------ SUPPLIED DATA

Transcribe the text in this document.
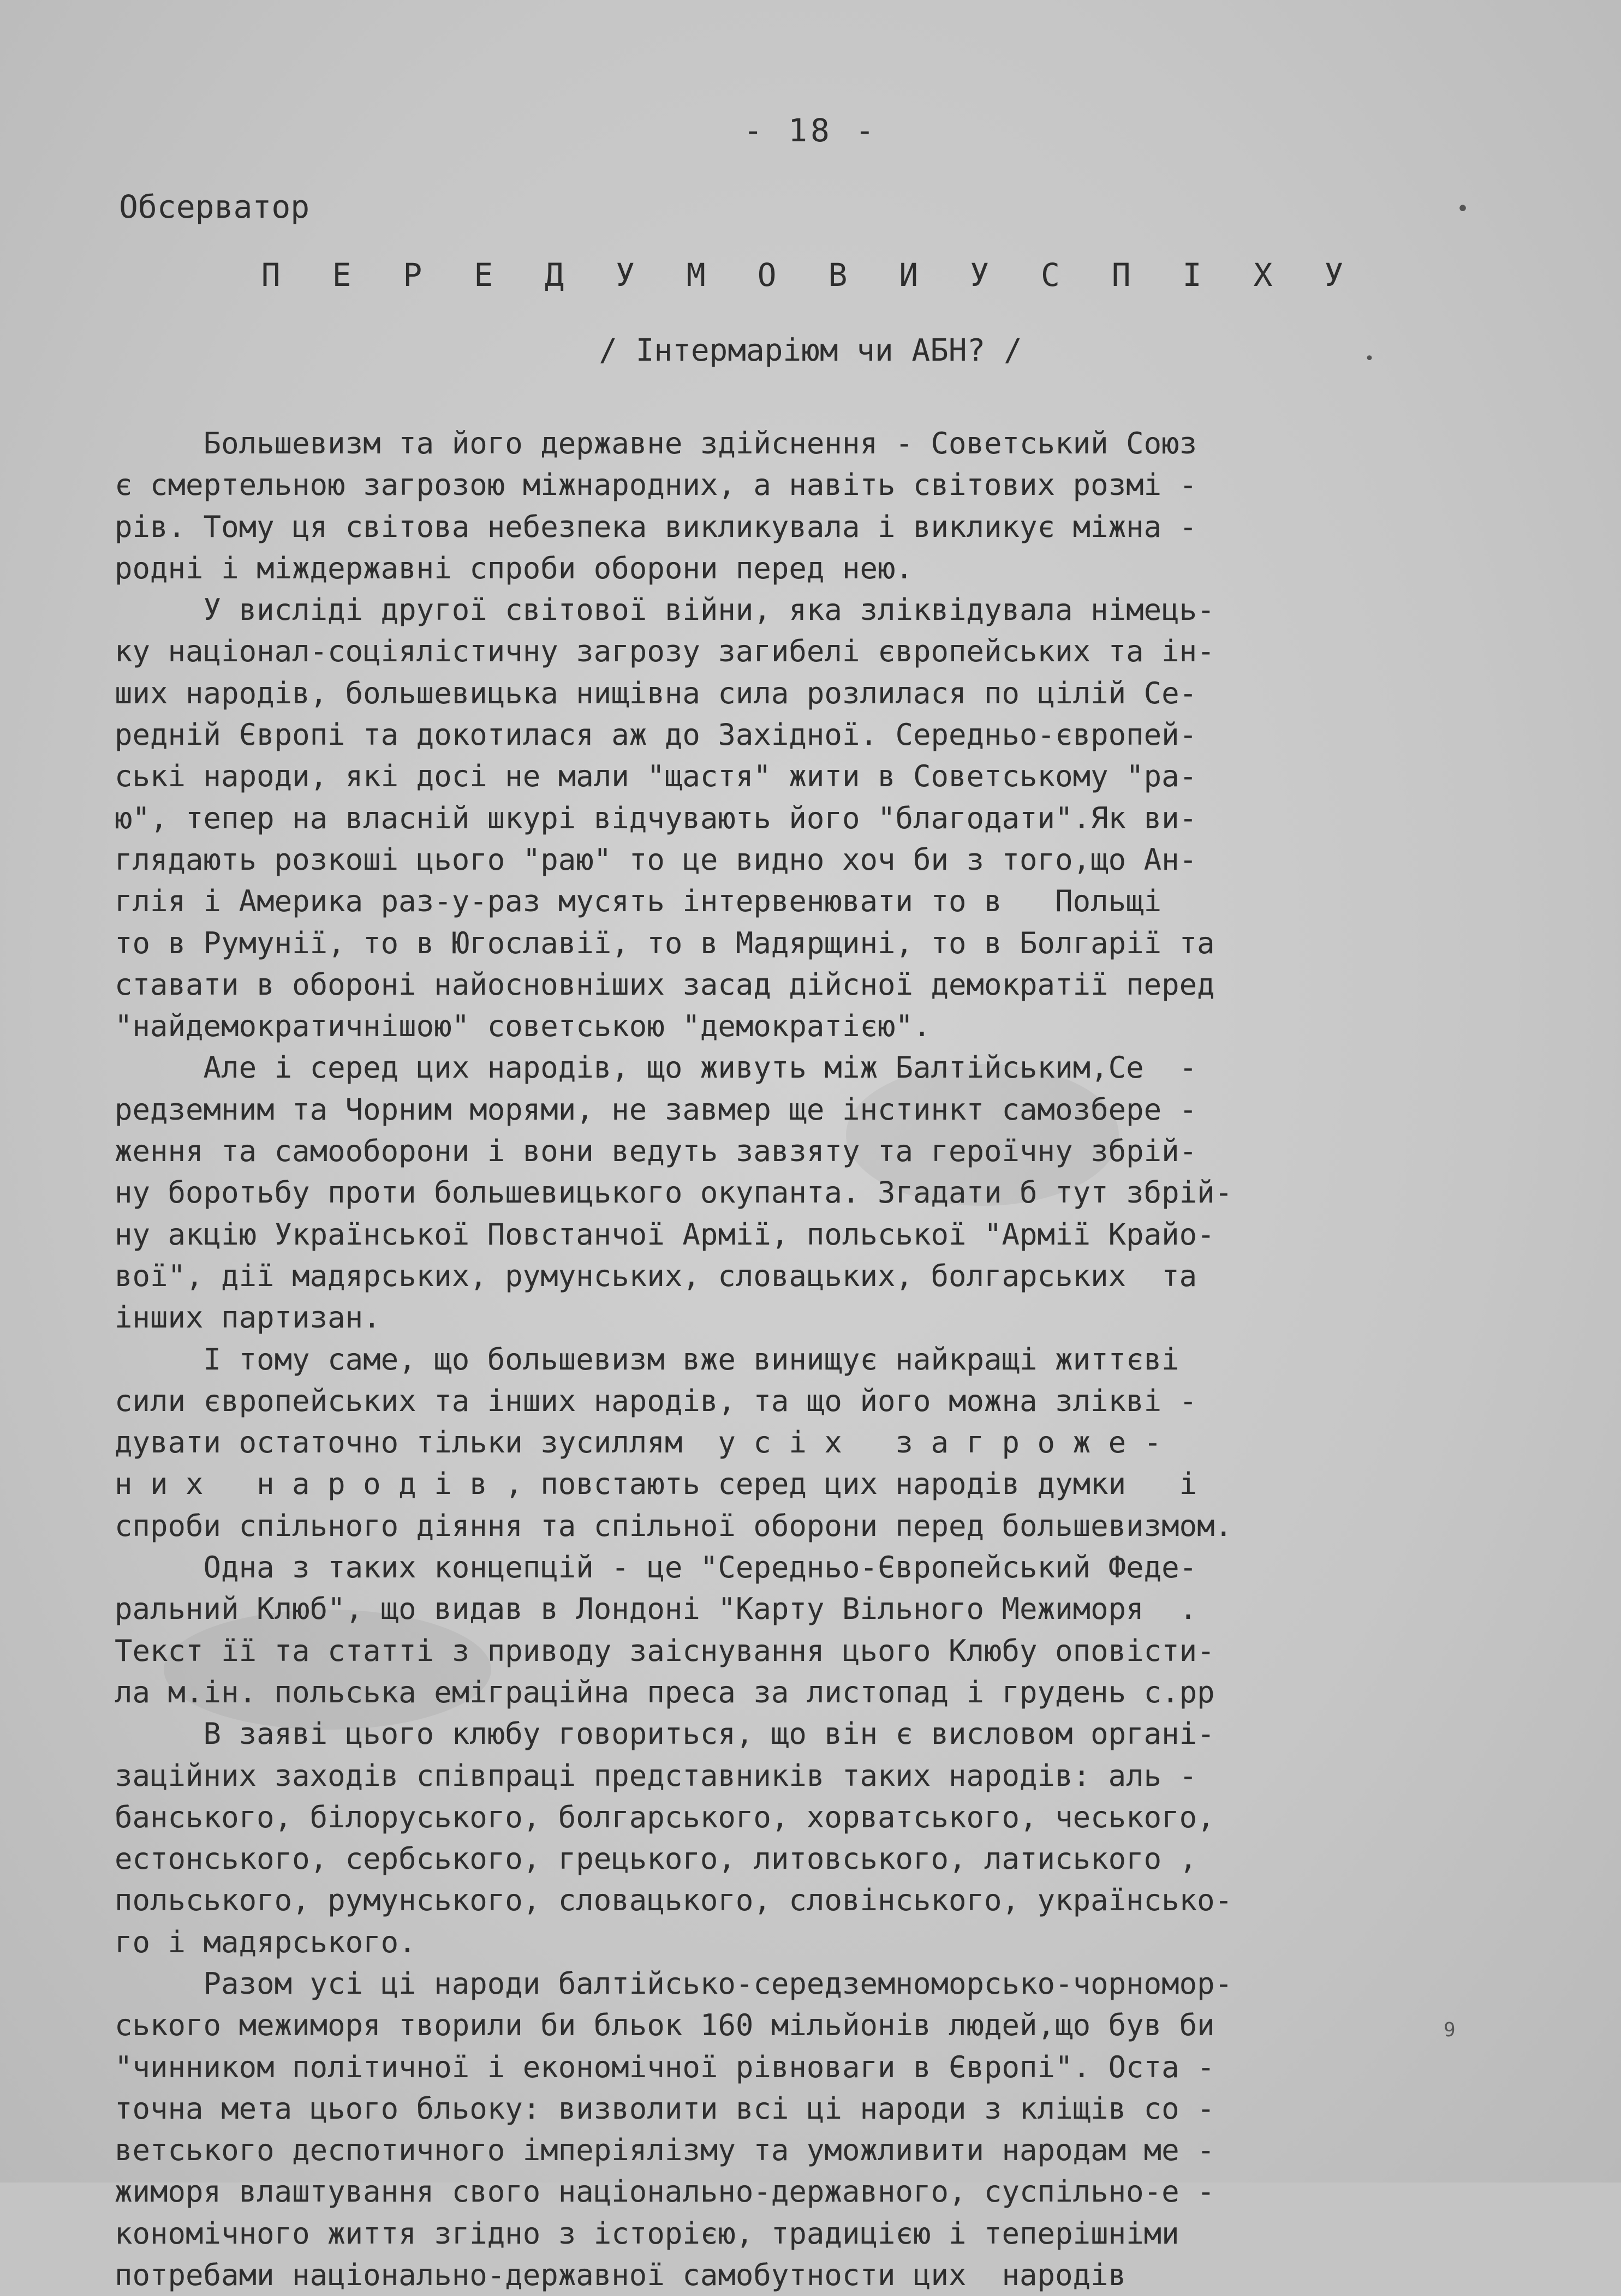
- 18 -
Обсерватор
П Е Р Е Д У М О В И У С П І Х У
/ Інтермаріюм чи АБН? /
Большевизм та його державне здійснення - Советський Союз
є смертельною загрозою міжнародних, а навіть світових розмі -
рів. Тому ця світова небезпека викликувала і викликує міжна -
родні і міждержавні спроби оборони перед нею.
У висліді другої світової війни, яка зліквідувала німець-
ку націонал-соціялістичну загрозу загибелі європейських та ін-
ших народів, большевицька нищівна сила розлилася по цілій Се-
редній Європі та докотилася аж до Західної. Середньо-європей-
ські народи, які досі не мали "щастя" жити в Советському "ра-
ю", тепер на власній шкурі відчувають його "благодати".Як ви-
глядають розкоші цього "раю" то це видно хоч би з того,що Ан-
глія і Америка раз-у-раз мусять інтервенювати то в   Польщі
то в Румунії, то в Югославії, то в Мадярщині, то в Болгарії та
ставати в обороні найосновніших засад дійсної демократії перед
"найдемократичнішою" советською "демократією".
Але і серед цих народів, що живуть між Балтійським,Се  -
редземним та Чорним морями, не завмер ще інстинкт самозбере -
ження та самооборони і вони ведуть завзяту та героїчну збрій-
ну боротьбу проти большевицького окупанта. Згадати б тут збрій-
ну акцію Української Повстанчої Армії, польської "Армії Крайо-
вої", дії мадярських, румунських, словацьких, болгарських  та
інших партизан.
І тому саме, що большевизм вже винищує найкращі життєві
сили європейських та інших народів, та що його можна зліквi -
дувати остаточно тільки зусиллям  у с і х   з а г р о ж е -
н и х   н а р о д і в , повстають серед цих народів думки   і
спроби спільного діяння та спільної оборони перед большевизмом.
Одна з таких концепцій - це "Середньо-Європейський Федe-
ральний Клюб", що видав в Лондоні "Карту Вільного Межиморя  .
Текст її та статті з приводу заіснування цього Клюбу оповісти-
ла м.ін. польська еміграційна преса за листопад і грудень с.рр
В заяві цього клюбу говориться, що він є висловом органі-
заційних заходів співпраці представників таких народів: аль -
банського, білоруського, болгарського, хорватського, чеського,
естонського, сербського, грецького, литовського, латиського ,
польського, румунського, словацького, словінського, українсько-
го і мадярського.
Разом усі ці народи балтійсько-середземноморсько-чорномор-
ського межиморя творили би бльок 160 мільйонів людей,що був би
"чинником політичної і економічної рівноваги в Європі". Оста -
точна мета цього бльоку: визволити всі ці народи з кліщів со -
ветського деспотичного імперіялізму та уможливити народам ме -
жиморя влаштування свого національно-державного, суспільно-е -
кономічного життя згідно з історією, традицією і теперішніми
потребами національно-державної самобутности цих  народів
•
•
9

------------

- [WORK TO COMPLETE]
How many of the lines above include the string "збрій"? Answer with the number only.

- [EXERCISE RESULT]
2